▸ AIM
All the data must come back unchanged, except that pictures are left out.

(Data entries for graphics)
+ + + + +
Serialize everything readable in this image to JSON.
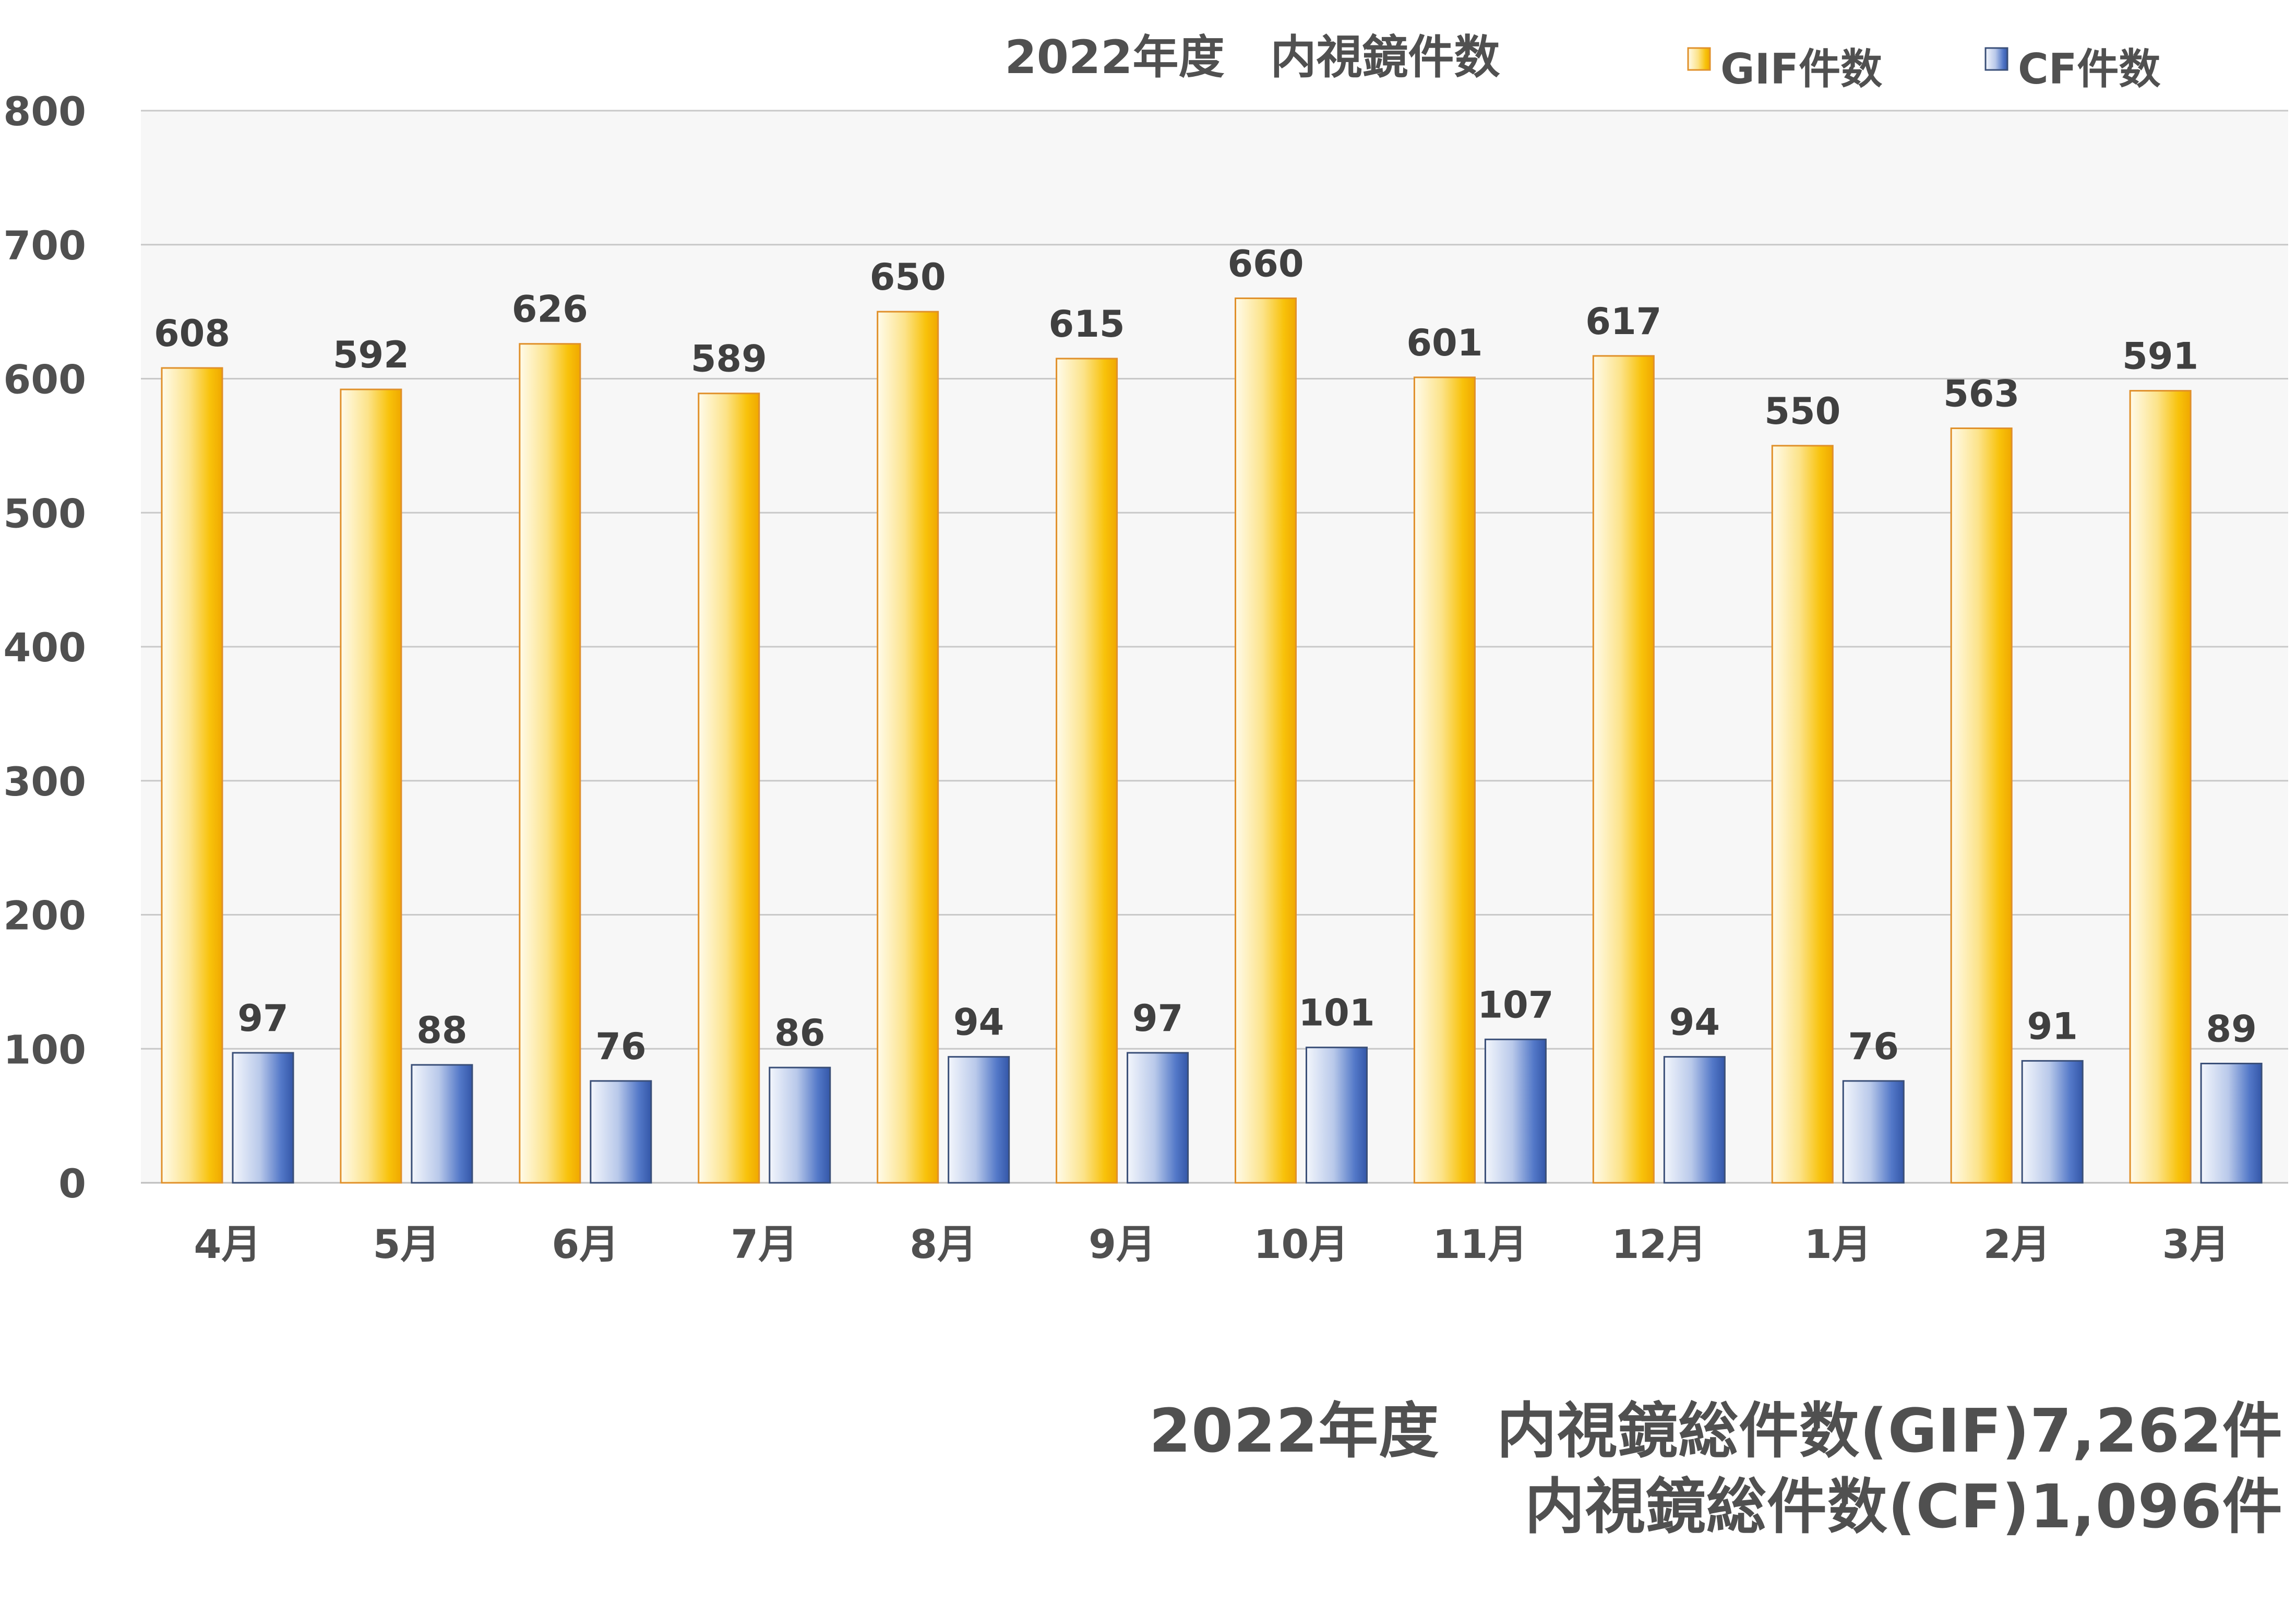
{
  "chart_data": {
    "type": "bar",
    "title": "2022年度　内視鏡件数",
    "categories": [
      "4月",
      "5月",
      "6月",
      "7月",
      "8月",
      "9月",
      "10月",
      "11月",
      "12月",
      "1月",
      "2月",
      "3月"
    ],
    "series": [
      {
        "name": "GIF件数",
        "values": [
          608,
          592,
          626,
          589,
          650,
          615,
          660,
          601,
          617,
          550,
          563,
          591
        ],
        "color": "#F5B800"
      },
      {
        "name": "CF件数",
        "values": [
          97,
          88,
          76,
          86,
          94,
          97,
          101,
          107,
          94,
          76,
          91,
          89
        ],
        "color": "#3F65B8"
      }
    ],
    "xlabel": "",
    "ylabel": "",
    "ylim": [
      0,
      800
    ],
    "yticks": [
      "0",
      "100",
      "200",
      "300",
      "400",
      "500",
      "600",
      "700",
      "800"
    ],
    "grid": true,
    "legend": "top-right",
    "data_labels": true
  },
  "summary": {
    "year_label": "2022年度",
    "gif_total_label": "内視鏡総件数(GIF)",
    "gif_total_value": "7,262件",
    "cf_total_label": "内視鏡総件数(CF)",
    "cf_total_value": "1,096件"
  }
}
+ + + + +
▸ TASK ANSWER
Serialize everything readable in this image to JSON.
{
  "chart_data": {
    "type": "bar",
    "title": "2022年度　内視鏡件数",
    "categories": [
      "4月",
      "5月",
      "6月",
      "7月",
      "8月",
      "9月",
      "10月",
      "11月",
      "12月",
      "1月",
      "2月",
      "3月"
    ],
    "series": [
      {
        "name": "GIF件数",
        "values": [
          608,
          592,
          626,
          589,
          650,
          615,
          660,
          601,
          617,
          550,
          563,
          591
        ],
        "color": "#F5B800"
      },
      {
        "name": "CF件数",
        "values": [
          97,
          88,
          76,
          86,
          94,
          97,
          101,
          107,
          94,
          76,
          91,
          89
        ],
        "color": "#3F65B8"
      }
    ],
    "xlabel": "",
    "ylabel": "",
    "ylim": [
      0,
      800
    ],
    "yticks": [
      "0",
      "100",
      "200",
      "300",
      "400",
      "500",
      "600",
      "700",
      "800"
    ],
    "grid": true,
    "legend": "top-right",
    "data_labels": true
  },
  "summary": {
    "year_label": "2022年度",
    "gif_total_label": "内視鏡総件数(GIF)",
    "gif_total_value": "7,262件",
    "cf_total_label": "内視鏡総件数(CF)",
    "cf_total_value": "1,096件"
  }
}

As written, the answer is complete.